_The task_
Copy out all the records exactly.

_Task material_
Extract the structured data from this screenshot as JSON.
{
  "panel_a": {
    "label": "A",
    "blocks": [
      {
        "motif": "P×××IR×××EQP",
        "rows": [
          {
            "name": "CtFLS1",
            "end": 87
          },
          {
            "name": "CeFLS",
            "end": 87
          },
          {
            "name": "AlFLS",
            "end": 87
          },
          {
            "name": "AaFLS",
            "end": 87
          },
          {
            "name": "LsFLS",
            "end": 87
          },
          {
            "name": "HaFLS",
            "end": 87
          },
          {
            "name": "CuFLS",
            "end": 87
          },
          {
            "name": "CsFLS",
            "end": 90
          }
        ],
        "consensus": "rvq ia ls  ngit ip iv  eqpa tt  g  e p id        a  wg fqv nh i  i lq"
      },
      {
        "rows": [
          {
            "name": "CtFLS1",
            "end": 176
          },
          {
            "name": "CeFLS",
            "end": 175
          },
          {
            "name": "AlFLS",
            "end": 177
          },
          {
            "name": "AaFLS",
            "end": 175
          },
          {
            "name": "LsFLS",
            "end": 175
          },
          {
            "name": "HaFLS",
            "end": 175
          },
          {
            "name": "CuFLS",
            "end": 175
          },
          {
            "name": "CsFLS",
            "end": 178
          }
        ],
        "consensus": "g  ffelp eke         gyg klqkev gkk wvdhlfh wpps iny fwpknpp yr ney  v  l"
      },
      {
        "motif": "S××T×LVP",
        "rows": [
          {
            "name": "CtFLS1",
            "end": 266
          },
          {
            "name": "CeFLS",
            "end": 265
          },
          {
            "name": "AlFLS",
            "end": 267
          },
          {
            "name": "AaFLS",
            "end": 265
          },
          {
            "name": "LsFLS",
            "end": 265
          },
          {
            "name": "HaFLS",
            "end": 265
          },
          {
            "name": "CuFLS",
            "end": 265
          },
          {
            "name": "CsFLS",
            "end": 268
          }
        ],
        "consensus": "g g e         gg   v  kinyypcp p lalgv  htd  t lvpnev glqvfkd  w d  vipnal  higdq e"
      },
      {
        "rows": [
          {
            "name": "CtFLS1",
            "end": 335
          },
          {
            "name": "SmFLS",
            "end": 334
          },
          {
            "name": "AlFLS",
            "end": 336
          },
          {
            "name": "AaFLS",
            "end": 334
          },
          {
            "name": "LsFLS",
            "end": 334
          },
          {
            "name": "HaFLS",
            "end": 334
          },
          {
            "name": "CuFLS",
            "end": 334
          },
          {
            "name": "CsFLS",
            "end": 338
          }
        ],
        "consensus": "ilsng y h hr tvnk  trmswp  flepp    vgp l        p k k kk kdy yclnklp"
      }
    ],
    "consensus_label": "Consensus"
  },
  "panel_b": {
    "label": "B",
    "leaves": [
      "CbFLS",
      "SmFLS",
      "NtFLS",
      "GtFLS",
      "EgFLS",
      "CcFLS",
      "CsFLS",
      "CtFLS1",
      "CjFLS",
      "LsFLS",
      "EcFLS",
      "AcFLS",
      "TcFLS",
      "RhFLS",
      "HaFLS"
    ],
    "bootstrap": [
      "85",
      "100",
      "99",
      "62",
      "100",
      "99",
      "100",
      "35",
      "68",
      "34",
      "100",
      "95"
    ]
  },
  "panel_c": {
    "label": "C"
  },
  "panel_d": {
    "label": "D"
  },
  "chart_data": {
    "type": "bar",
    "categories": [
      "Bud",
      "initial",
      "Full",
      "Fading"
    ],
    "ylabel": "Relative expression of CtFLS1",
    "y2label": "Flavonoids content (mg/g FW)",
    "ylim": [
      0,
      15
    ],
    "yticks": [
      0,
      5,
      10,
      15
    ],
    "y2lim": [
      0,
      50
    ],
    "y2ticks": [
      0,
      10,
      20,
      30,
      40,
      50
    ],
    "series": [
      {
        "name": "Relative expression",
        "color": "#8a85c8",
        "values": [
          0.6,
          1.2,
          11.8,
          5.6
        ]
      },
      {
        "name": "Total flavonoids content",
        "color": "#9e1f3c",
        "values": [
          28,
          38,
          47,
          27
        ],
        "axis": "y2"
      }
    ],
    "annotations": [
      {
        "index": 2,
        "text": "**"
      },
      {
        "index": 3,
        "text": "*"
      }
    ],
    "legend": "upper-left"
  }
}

_Task answer_
Extract the structured data from this screenshot as JSON.
{
  "panel_a": {
    "label": "A",
    "blocks": [
      {
        "motif": "P×××IR×××EQP",
        "rows": [
          {
            "name": "CtFLS1",
            "end": 87
          },
          {
            "name": "CeFLS",
            "end": 87
          },
          {
            "name": "AlFLS",
            "end": 87
          },
          {
            "name": "AaFLS",
            "end": 87
          },
          {
            "name": "LsFLS",
            "end": 87
          },
          {
            "name": "HaFLS",
            "end": 87
          },
          {
            "name": "CuFLS",
            "end": 87
          },
          {
            "name": "CsFLS",
            "end": 90
          }
        ],
        "consensus": "rvq ia ls  ngit ip iv  eqpa tt  g  e p id        a  wg fqv nh i  i lq"
      },
      {
        "rows": [
          {
            "name": "CtFLS1",
            "end": 176
          },
          {
            "name": "CeFLS",
            "end": 175
          },
          {
            "name": "AlFLS",
            "end": 177
          },
          {
            "name": "AaFLS",
            "end": 175
          },
          {
            "name": "LsFLS",
            "end": 175
          },
          {
            "name": "HaFLS",
            "end": 175
          },
          {
            "name": "CuFLS",
            "end": 175
          },
          {
            "name": "CsFLS",
            "end": 178
          }
        ],
        "consensus": "g  ffelp eke         gyg klqkev gkk wvdhlfh wpps iny fwpknpp yr ney  v  l"
      },
      {
        "motif": "S××T×LVP",
        "rows": [
          {
            "name": "CtFLS1",
            "end": 266
          },
          {
            "name": "CeFLS",
            "end": 265
          },
          {
            "name": "AlFLS",
            "end": 267
          },
          {
            "name": "AaFLS",
            "end": 265
          },
          {
            "name": "LsFLS",
            "end": 265
          },
          {
            "name": "HaFLS",
            "end": 265
          },
          {
            "name": "CuFLS",
            "end": 265
          },
          {
            "name": "CsFLS",
            "end": 268
          }
        ],
        "consensus": "g g e         gg   v  kinyypcp p lalgv  htd  t lvpnev glqvfkd  w d  vipnal  higdq e"
      },
      {
        "rows": [
          {
            "name": "CtFLS1",
            "end": 335
          },
          {
            "name": "SmFLS",
            "end": 334
          },
          {
            "name": "AlFLS",
            "end": 336
          },
          {
            "name": "AaFLS",
            "end": 334
          },
          {
            "name": "LsFLS",
            "end": 334
          },
          {
            "name": "HaFLS",
            "end": 334
          },
          {
            "name": "CuFLS",
            "end": 334
          },
          {
            "name": "CsFLS",
            "end": 338
          }
        ],
        "consensus": "ilsng y h hr tvnk  trmswp  flepp    vgp l        p k k kk kdy yclnklp"
      }
    ],
    "consensus_label": "Consensus"
  },
  "panel_b": {
    "label": "B",
    "leaves": [
      "CbFLS",
      "SmFLS",
      "NtFLS",
      "GtFLS",
      "EgFLS",
      "CcFLS",
      "CsFLS",
      "CtFLS1",
      "CjFLS",
      "LsFLS",
      "EcFLS",
      "AcFLS",
      "TcFLS",
      "RhFLS",
      "HaFLS"
    ],
    "bootstrap": [
      "85",
      "100",
      "99",
      "62",
      "100",
      "99",
      "100",
      "35",
      "68",
      "34",
      "100",
      "95"
    ]
  },
  "panel_c": {
    "label": "C"
  },
  "panel_d": {
    "label": "D"
  },
  "chart_data": {
    "type": "bar",
    "categories": [
      "Bud",
      "initial",
      "Full",
      "Fading"
    ],
    "ylabel": "Relative expression of CtFLS1",
    "y2label": "Flavonoids content (mg/g FW)",
    "ylim": [
      0,
      15
    ],
    "yticks": [
      0,
      5,
      10,
      15
    ],
    "y2lim": [
      0,
      50
    ],
    "y2ticks": [
      0,
      10,
      20,
      30,
      40,
      50
    ],
    "series": [
      {
        "name": "Relative expression",
        "color": "#8a85c8",
        "values": [
          0.6,
          1.2,
          11.8,
          5.6
        ]
      },
      {
        "name": "Total flavonoids content",
        "color": "#9e1f3c",
        "values": [
          28,
          38,
          47,
          27
        ],
        "axis": "y2"
      }
    ],
    "annotations": [
      {
        "index": 2,
        "text": "**"
      },
      {
        "index": 3,
        "text": "*"
      }
    ],
    "legend": "upper-left"
  }
}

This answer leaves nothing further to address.